> **Excerpt**
[start]
TEST_P(GpuMemorySyncTests, ComputePass) {
    // Create pipeline, bind group, and buffer for compute pass.
    wgpu::Buffer buffer = CreateBuffer();
    auto [compute, bindGroup] = CreatePipelineAndBindGroupForCompute(buffer);
    wgpu::CommandEncoder encoder = device.CreateCommandEncoder();

    // Iterate the read-add-write operations in compute pass a few times.
    int iteration = 3;
    for (int i = 0; i < iteration; ++i) {
        wgpu::ComputePassEncoder pass = encoder.BeginComputePass();
        pass.SetPipeline(compute);
        pass.SetBindGroup(0, bindGroup);
        pass.Dispatch(1);
        pass.EndPass();
    }

    wgpu::CommandBuffer commands = encoder.Finish();
    queue.Submit(1, &commands);

    // Verify the result.
[end]
> **Supplied records**
[start]
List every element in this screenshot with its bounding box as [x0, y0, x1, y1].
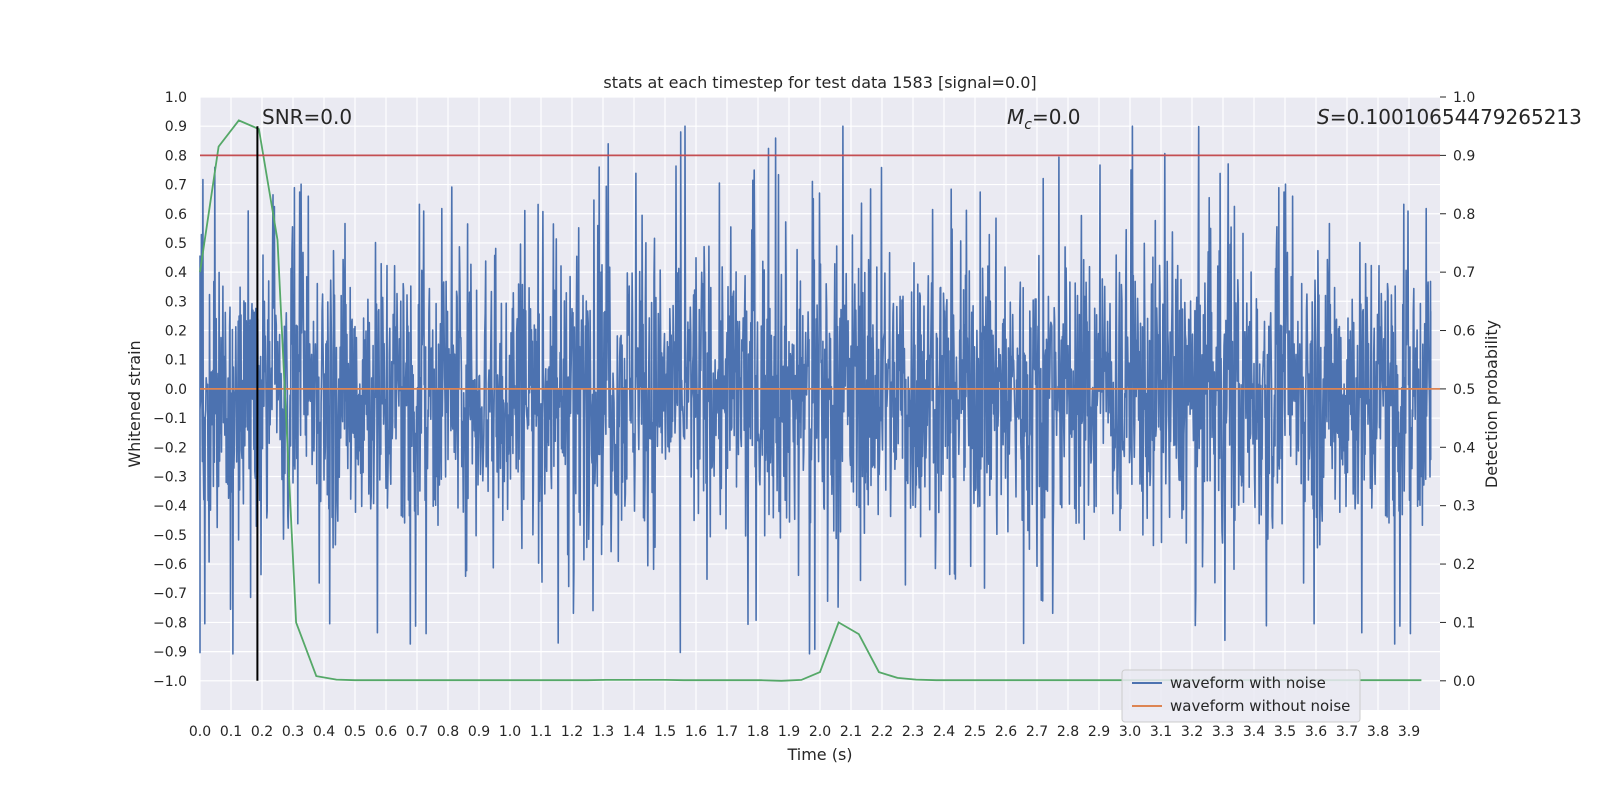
x-tick-label: 1.6 [685, 724, 707, 740]
y-tick-label: −0.1 [153, 411, 187, 427]
waveform-with-noise-line [199, 125, 1432, 655]
x-tick-labels: 0.0 0.1 0.2 0.3 0.4 0.5 0.6 0.7 0.8 0.9 1.0 1.1 1.2 1… [189, 724, 1420, 740]
right-y-axis-label: Detection probability [1482, 320, 1501, 488]
mc-symbol: M [1007, 105, 1024, 129]
y-tick-label: −0.9 [153, 645, 187, 661]
right-y-tick-label: 0.6 [1453, 324, 1475, 340]
x-tick-label: 2.6 [995, 724, 1017, 740]
right-y-tick-label: 0.2 [1453, 557, 1475, 573]
x-tick-label: 3.5 [1274, 724, 1296, 740]
right-y-tick-label: 0.1 [1453, 615, 1475, 631]
chart-title: stats at each timestep for test data 158… [603, 73, 1036, 92]
x-tick-label: 3.2 [1181, 724, 1203, 740]
x-axis-label: Time (s) [786, 745, 852, 764]
y-tick-label: 0.4 [165, 265, 187, 281]
y-tick-label: 0.7 [165, 178, 187, 194]
y-tick-labels: 1.0 0.9 0.8 0.7 0.6 0.5 0.4 0.3 0.2 0.1 0.0 −0.1 −0.… [153, 90, 187, 690]
legend-box [1121, 669, 1361, 723]
legend-label-noise: waveform with noise [1170, 674, 1326, 692]
x-tick-label: 3.0 [1119, 724, 1141, 740]
legend-label-no-noise: waveform without noise [1170, 697, 1350, 715]
y-axis-label: Whitened strain [125, 340, 144, 467]
x-tick-label: 0.1 [220, 724, 242, 740]
y-tick-label: 0.8 [165, 148, 187, 164]
x-tick-label: 2.2 [871, 724, 893, 740]
x-tick-label: 1.1 [530, 724, 552, 740]
x-tick-label: 2.4 [933, 724, 955, 740]
x-tick-label: 2.0 [809, 724, 831, 740]
x-tick-label: 0.7 [406, 724, 428, 740]
y-tick-label: 0.9 [165, 119, 187, 135]
mc-value: =0.0 [1032, 105, 1081, 129]
snr-annotation: SNR=0.0 [262, 105, 352, 129]
s-annotation: S=0.10010654479265213 [1317, 105, 1582, 129]
y-tick-label: −0.2 [153, 440, 187, 456]
x-tick-label: 1.9 [778, 724, 800, 740]
x-tick-label: 1.0 [499, 724, 521, 740]
y-tick-label: −1.0 [153, 674, 187, 690]
x-tick-label: 3.8 [1367, 724, 1389, 740]
right-y-tick-label: 0.7 [1453, 265, 1475, 281]
y-tick-label: 0.3 [165, 294, 187, 310]
right-y-tick-label: 0.3 [1453, 499, 1475, 515]
x-tick-label: 1.2 [561, 724, 583, 740]
legend: waveform with noise waveform without noi… [1121, 669, 1361, 723]
x-tick-label: 2.1 [840, 724, 862, 740]
right-y-tick-label: 0.5 [1453, 382, 1475, 398]
y-tick-label: −0.7 [153, 586, 187, 602]
x-tick-label: 2.8 [1057, 724, 1079, 740]
y-tick-label: 0.1 [165, 353, 187, 369]
x-tick-label: 1.3 [592, 724, 614, 740]
mc-subscript: c [1024, 117, 1032, 133]
x-tick-label: 1.4 [623, 724, 645, 740]
y-tick-label: 0.5 [165, 236, 187, 252]
right-y-tick-labels: 1.0 0.9 0.8 0.7 0.6 0.5 0.4 0.3 0.2 0.1 0.0 [1440, 90, 1475, 690]
y-tick-label: −0.5 [153, 528, 187, 544]
noise-waveform-path [199, 125, 1432, 655]
x-tick-label: 0.0 [189, 724, 211, 740]
x-tick-label: 3.4 [1243, 724, 1265, 740]
x-tick-label: 3.9 [1398, 724, 1420, 740]
right-y-tick-label: 1.0 [1453, 90, 1475, 106]
x-tick-label: 1.8 [747, 724, 769, 740]
y-tick-label: −0.3 [153, 469, 187, 485]
s-symbol: S [1317, 105, 1330, 129]
x-tick-label: 0.9 [468, 724, 490, 740]
x-tick-label: 0.4 [313, 724, 335, 740]
x-tick-label: 1.7 [716, 724, 738, 740]
y-tick-label: 0.2 [165, 324, 187, 340]
x-tick-label: 0.6 [375, 724, 397, 740]
right-y-tick-label: 0.9 [1453, 148, 1475, 164]
y-tick-label: −0.4 [153, 499, 187, 515]
chirp-mass-annotation: Mc=0.0 [1007, 105, 1081, 133]
x-tick-label: 3.3 [1212, 724, 1234, 740]
x-tick-label: 3.1 [1150, 724, 1172, 740]
x-tick-label: 2.3 [902, 724, 924, 740]
right-y-tick-label: 0.8 [1453, 207, 1475, 223]
x-tick-label: 0.2 [251, 724, 273, 740]
x-tick-label: 0.3 [282, 724, 304, 740]
y-tick-label: −0.6 [153, 557, 187, 573]
x-tick-label: 1.5 [654, 724, 676, 740]
y-tick-label: 0.6 [165, 207, 187, 223]
y-tick-label: 0.0 [165, 382, 187, 398]
x-tick-label: 3.7 [1336, 724, 1358, 740]
x-tick-label: 2.7 [1026, 724, 1048, 740]
x-tick-label: 2.5 [964, 724, 986, 740]
x-tick-label: 0.5 [344, 724, 366, 740]
x-tick-label: 2.9 [1088, 724, 1110, 740]
y-tick-label: 1.0 [165, 90, 187, 106]
s-value: =0.10010654479265213 [1330, 105, 1582, 129]
x-tick-label: 3.6 [1305, 724, 1327, 740]
right-y-tick-label: 0.4 [1453, 440, 1475, 456]
y-tick-label: −0.8 [153, 615, 187, 631]
x-tick-label: 0.8 [437, 724, 459, 740]
right-y-tick-label: 0.0 [1453, 674, 1475, 690]
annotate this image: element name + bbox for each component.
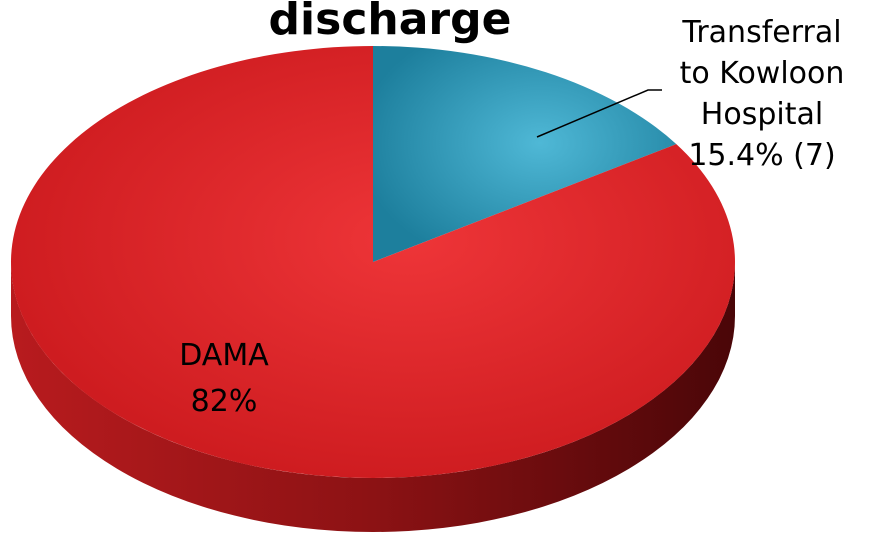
slice-labels: Transferral to Kowloon Hospital 15.4% (7) DA… — [179, 15, 844, 419]
pie-slice-dama — [11, 46, 736, 479]
slice-label-transferral: Transferral to Kowloon Hospital 15.4% (7) — [680, 15, 845, 173]
slice-label-dama: DAMA 82% — [179, 338, 269, 419]
slice-label-line: 15.4% (7) — [688, 138, 835, 173]
slice-label-line: DAMA — [179, 338, 269, 373]
pie-side-wall — [11, 262, 735, 532]
leader-line — [536, 89, 662, 138]
chart-title: discharge — [269, 0, 512, 45]
slice-label-line: to Kowloon — [680, 56, 845, 91]
slice-label-line: Transferral — [681, 15, 841, 50]
slice-label-line: 82% — [191, 384, 258, 419]
slice-label-line: Hospital — [701, 97, 823, 132]
pie-slice-transferral — [373, 46, 677, 262]
pie-plot-area — [11, 46, 736, 532]
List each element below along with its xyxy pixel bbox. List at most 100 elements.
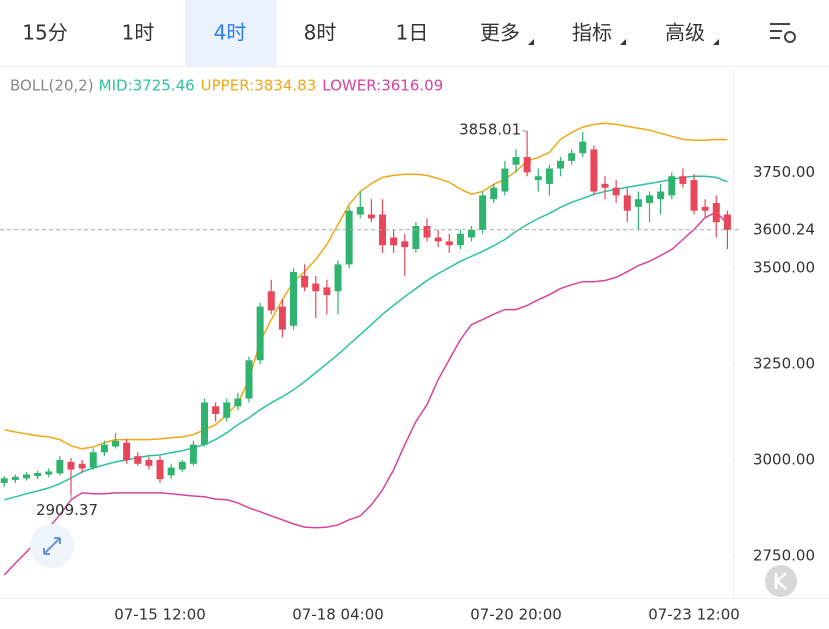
- candle-body: [345, 210, 353, 265]
- candle-body: [189, 444, 197, 464]
- candle-body: [723, 214, 731, 230]
- candle-body: [668, 176, 676, 196]
- legend-entry: MID:3725.46: [99, 77, 195, 95]
- candle-body: [434, 237, 442, 242]
- last-price-label: 3600.24: [753, 220, 815, 238]
- candle-body: [523, 157, 531, 173]
- candle-body: [34, 472, 42, 477]
- candle-body: [590, 149, 598, 192]
- candle-body: [512, 157, 520, 165]
- tab[interactable]: 1时: [122, 21, 155, 45]
- candle-body: [278, 306, 286, 330]
- legend-entry: LOWER:3616.09: [322, 77, 443, 95]
- indicator-name: BOLL(20,2): [10, 77, 94, 95]
- candle-body: [156, 459, 164, 480]
- tab[interactable]: 4时: [214, 21, 247, 45]
- candle-body: [390, 237, 398, 246]
- boll-line: [3, 211, 728, 576]
- candle-body: [123, 442, 131, 460]
- x-tick-label: 07-23 12:00: [648, 606, 740, 624]
- candle-body: [245, 360, 253, 399]
- candle-body: [145, 459, 153, 466]
- tab[interactable]: 8时: [304, 21, 337, 45]
- candle-body: [379, 214, 387, 246]
- boll-line: [4, 122, 728, 450]
- candle-body: [557, 160, 565, 169]
- x-tick-label: 07-20 20:00: [470, 606, 562, 624]
- candle-body: [11, 476, 19, 480]
- candle-body: [234, 398, 242, 407]
- max-price-label: 3858.01: [459, 120, 521, 138]
- candle-body: [568, 153, 576, 161]
- candle-body: [534, 176, 542, 181]
- candle-body: [468, 229, 476, 238]
- tab[interactable]: 指标: [572, 21, 612, 45]
- candle-body: [401, 241, 409, 248]
- tab[interactable]: 更多: [480, 21, 520, 45]
- candle-body: [456, 233, 464, 246]
- tab[interactable]: 15分: [22, 21, 67, 45]
- candle-body: [89, 452, 97, 468]
- candle-body: [612, 187, 620, 196]
- boll-line: [4, 175, 728, 501]
- candle-body: [256, 306, 264, 361]
- y-tick-label: 3250.00: [753, 355, 815, 373]
- candle-body: [601, 183, 609, 188]
- legend-entry: UPPER:3834.83: [201, 77, 317, 95]
- k-button[interactable]: [765, 565, 797, 597]
- candle-body: [23, 474, 31, 479]
- candle-body: [479, 195, 487, 230]
- dropdown-mark: [528, 39, 534, 45]
- candle-body: [312, 283, 320, 292]
- candle-body: [701, 206, 709, 211]
- candle-body: [356, 206, 364, 215]
- candle-body: [134, 456, 142, 464]
- candle-body: [212, 406, 220, 414]
- candle-body: [167, 467, 175, 476]
- plot: 2750.00 3000.00 3250.00 3500.00 3750.00 07-15…: [0, 120, 815, 624]
- candle-body: [323, 287, 331, 296]
- candle-body: [223, 402, 231, 418]
- dropdown-mark: [620, 39, 626, 45]
- x-tick-label: 07-15 12:00: [114, 606, 206, 624]
- candle-body: [67, 461, 75, 470]
- settings-icon[interactable]: [770, 23, 796, 43]
- candle-body: [290, 272, 298, 326]
- legend: BOLL(20,2) MID:3725.46 UPPER:3834.83 LOWER:…: [10, 77, 443, 95]
- candle-body: [45, 471, 53, 475]
- candle-body: [545, 168, 553, 184]
- x-tick-label: 07-18 04:00: [292, 606, 384, 624]
- tab[interactable]: 1日: [396, 21, 429, 45]
- active-tab-bg: [185, 0, 277, 66]
- candle-body: [490, 187, 498, 200]
- candle-body: [267, 291, 275, 311]
- candle-body: [78, 463, 86, 469]
- candle-body: [646, 195, 654, 204]
- dropdown-mark: [713, 39, 719, 45]
- candle-body: [301, 275, 309, 288]
- expand-button[interactable]: [30, 524, 74, 568]
- candle-body: [634, 199, 642, 207]
- candle-body: [690, 180, 698, 211]
- candle-body: [712, 203, 720, 223]
- y-tick-label: 3500.00: [753, 259, 815, 277]
- candle-body: [0, 478, 8, 483]
- y-tick-label: 3750.00: [753, 163, 815, 181]
- tab-bar: 15分 1时 4时 8时 1日 更多 指标 高级: [22, 21, 705, 45]
- candle-body: [56, 459, 64, 474]
- y-tick-label: 2750.00: [753, 546, 815, 564]
- tab[interactable]: 高级: [665, 21, 705, 45]
- candle-body: [412, 226, 420, 250]
- candle-body: [100, 444, 108, 453]
- candle-body: [657, 191, 665, 200]
- candle-body: [623, 195, 631, 211]
- candle-body: [579, 141, 587, 154]
- candle-body: [679, 176, 687, 184]
- candle-body: [423, 226, 431, 238]
- candle-body: [112, 440, 120, 447]
- candle-body: [367, 214, 375, 219]
- candle-body: [501, 168, 509, 192]
- y-tick-label: 3000.00: [753, 450, 815, 468]
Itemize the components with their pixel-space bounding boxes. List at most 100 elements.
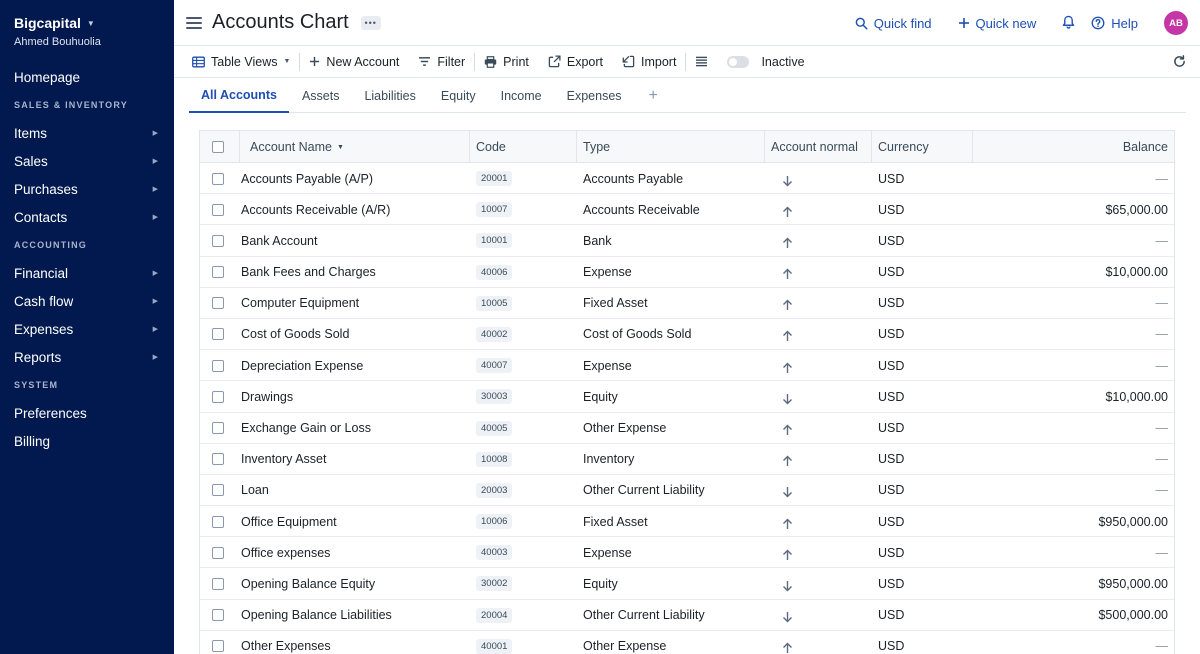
[end]
> **Set exercise**
Return the portion of the compute pass test code that opens with the words containing "int iteration = 3;" and closes with "Verify the result.", copied without any change.

> **The response**
int iteration = 3;
    for (int i = 0; i < iteration; ++i) {
        wgpu::ComputePassEncoder pass = encoder.BeginComputePass();
        pass.SetPipeline(compute);
        pass.SetBindGroup(0, bindGroup);
        pass.Dispatch(1);
        pass.EndPass();
    }

    wgpu::CommandBuffer commands = encoder.Finish();
    queue.Submit(1, &commands);

    // Verify the result.